Problem statement
Leaving out every picture, quote the data below exactly as it appears.

The input
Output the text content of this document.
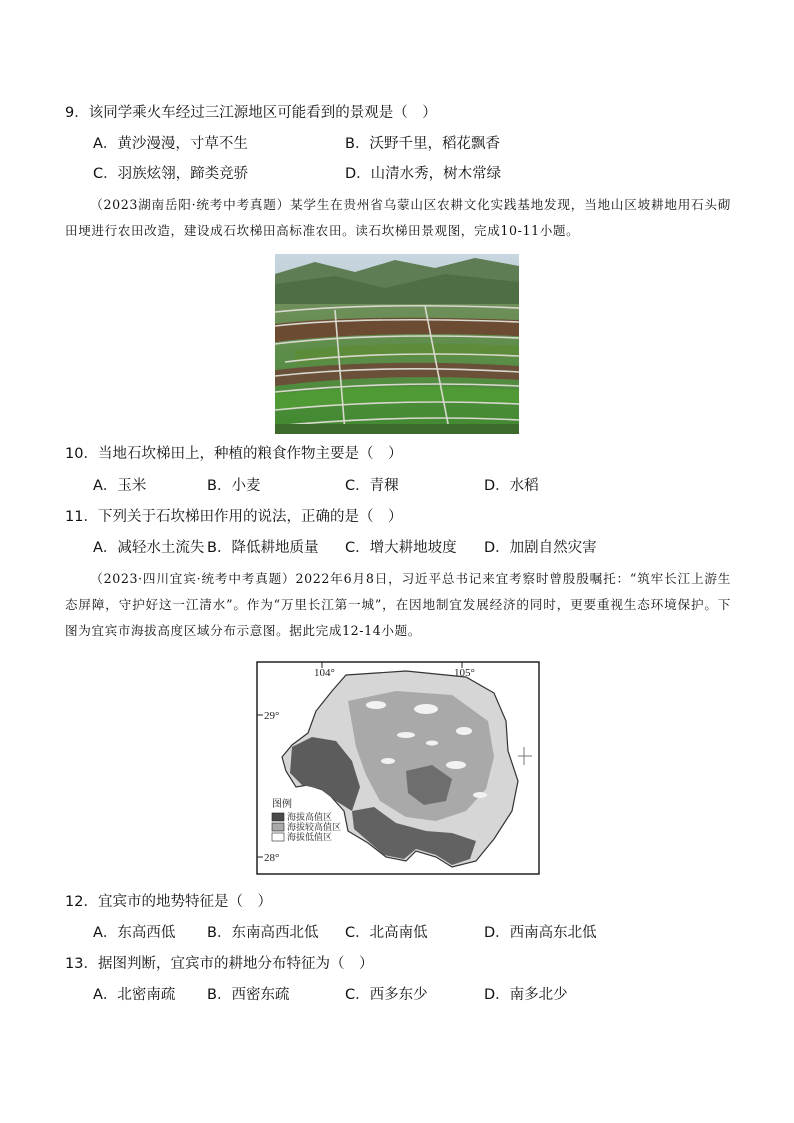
9．该同学乘火车经过三江源地区可能看到的景观是（　）
A．黄沙漫漫，寸草不生	B．沃野千里，稻花飘香
C．羽族炫翎，蹄类竞骄	D．山清水秀，树木常绿
（2023湖南岳阳·统考中考真题）某学生在贵州省乌蒙山区农耕文化实践基地发现，当地山区坡耕地用石头砌田埂进行农田改造，建设成石坎梯田高标准农田。读石坎梯田景观图，完成10-11小题。
10．当地石坎梯田上，种植的粮食作物主要是（　）
A．玉米	B．小麦	C．青稞	D．水稻
11．下列关于石坎梯田作用的说法，正确的是（　）
A．减轻水土流失 B．降低耕地质量 C．增大耕地坡度 D．加剧自然灾害
（2023·四川宜宾·统考中考真题）2022年6月8日，习近平总书记来宜考察时曾殷殷嘱托：“筑牢长江上游生态屏障，守护好这一江清水”。作为“万里长江第一城”，在因地制宜发展经济的同时，更要重视生态环境保护。下图为宜宾市海拔高度区域分布示意图。据此完成12-14小题。
104°	105°
29°
28°
图例
海拔高值区
海拔较高值区
海拔低值区
12．宜宾市的地势特征是（　）
A．东高西低 B．东南高西北低 C．北高南低	D．西南高东北低
13．据图判断，宜宾市的耕地分布特征为（　）
A．北密南疏 B．西密东疏	C．西多东少	D．南多北少
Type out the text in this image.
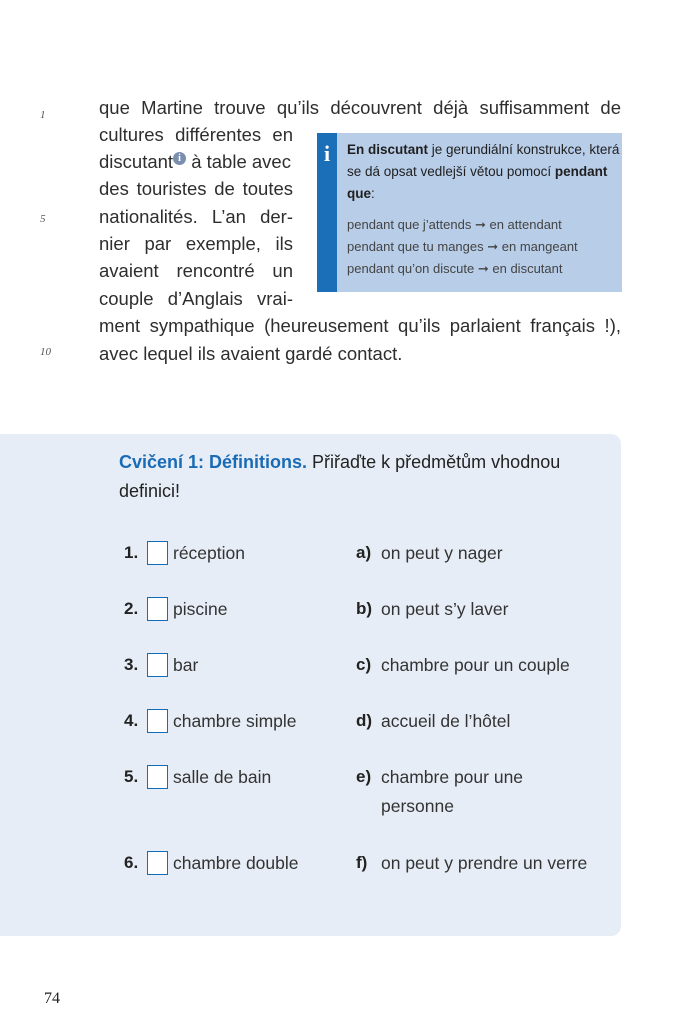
1
5
10
que Martine trouve qu’ils découvrent déjà suffisamment de
cultures différentes en
discutant i à table avec
des touristes de toutes
nationalités. L’an der-
nier par exemple, ils
avaient rencontré un
couple d’Anglais vrai-
ment sympathique (heureusement qu’ils parlaient français !),
avec lequel ils avaient gardé contact.
i En discutant je gerundiální konstrukce, která se dá opsat vedlejší větou pomocí pendant que:
pendant que j’attends ➞ en attendant
pendant que tu manges ➞ en mangeant
pendant qu’on discute ➞ en discutant
Cvičení 1: Définitions. Přiřaďte k předmětům vhodnou definici!
1. réception	a) on peut y nager
2. piscine	b) on peut s’y laver
3. bar	c) chambre pour un couple
4. chambre simple	d) accueil de l’hôtel
5. salle de bain	e) chambre pour une personne
6. chambre double	f) on peut y prendre un verre
74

Written solution
Output the text content of this document.
9．该同学乘火车经过三江源地区可能看到的景观是（　）
A．黄沙漫漫，寸草不生	B．沃野千里，稻花飘香
C．羽族炫翎，蹄类竞骄	D．山清水秀，树木常绿
（2023湖南岳阳·统考中考真题）某学生在贵州省乌蒙山区农耕文化实践基地发现，当地山区坡耕地用石头砌田埂进行农田改造，建设成石坎梯田高标准农田。读石坎梯田景观图，完成10-11小题。
10．当地石坎梯田上，种植的粮食作物主要是（　）
A．玉米	B．小麦	C．青稞	D．水稻
11．下列关于石坎梯田作用的说法，正确的是（　）
A．减轻水土流失 B．降低耕地质量 C．增大耕地坡度 D．加剧自然灾害
（2023·四川宜宾·统考中考真题）2022年6月8日，习近平总书记来宜考察时曾殷殷嘱托：“筑牢长江上游生态屏障，守护好这一江清水”。作为“万里长江第一城”，在因地制宜发展经济的同时，更要重视生态环境保护。下图为宜宾市海拔高度区域分布示意图。据此完成12-14小题。
104°	105°
29°
28°
图例
海拔高值区
海拔较高值区
海拔低值区
12．宜宾市的地势特征是（　）
A．东高西低 B．东南高西北低 C．北高南低	D．西南高东北低
13．据图判断，宜宾市的耕地分布特征为（　）
A．北密南疏 B．西密东疏	C．西多东少	D．南多北少
Type out the text in this image.
1
5
10
que Martine trouve qu’ils découvrent déjà suffisamment de
cultures différentes en
discutant i à table avec
des touristes de toutes
nationalités. L’an der-
nier par exemple, ils
avaient rencontré un
couple d’Anglais vrai-
ment sympathique (heureusement qu’ils parlaient français !),
avec lequel ils avaient gardé contact.
i En discutant je gerundiální konstrukce, která se dá opsat vedlejší větou pomocí pendant que:
pendant que j’attends ➞ en attendant
pendant que tu manges ➞ en mangeant
pendant qu’on discute ➞ en discutant
Cvičení 1: Définitions. Přiřaďte k předmětům vhodnou definici!
1. réception	a) on peut y nager
2. piscine	b) on peut s’y laver
3. bar	c) chambre pour un couple
4. chambre simple	d) accueil de l’hôtel
5. salle de bain	e) chambre pour une personne
6. chambre double	f) on peut y prendre un verre
74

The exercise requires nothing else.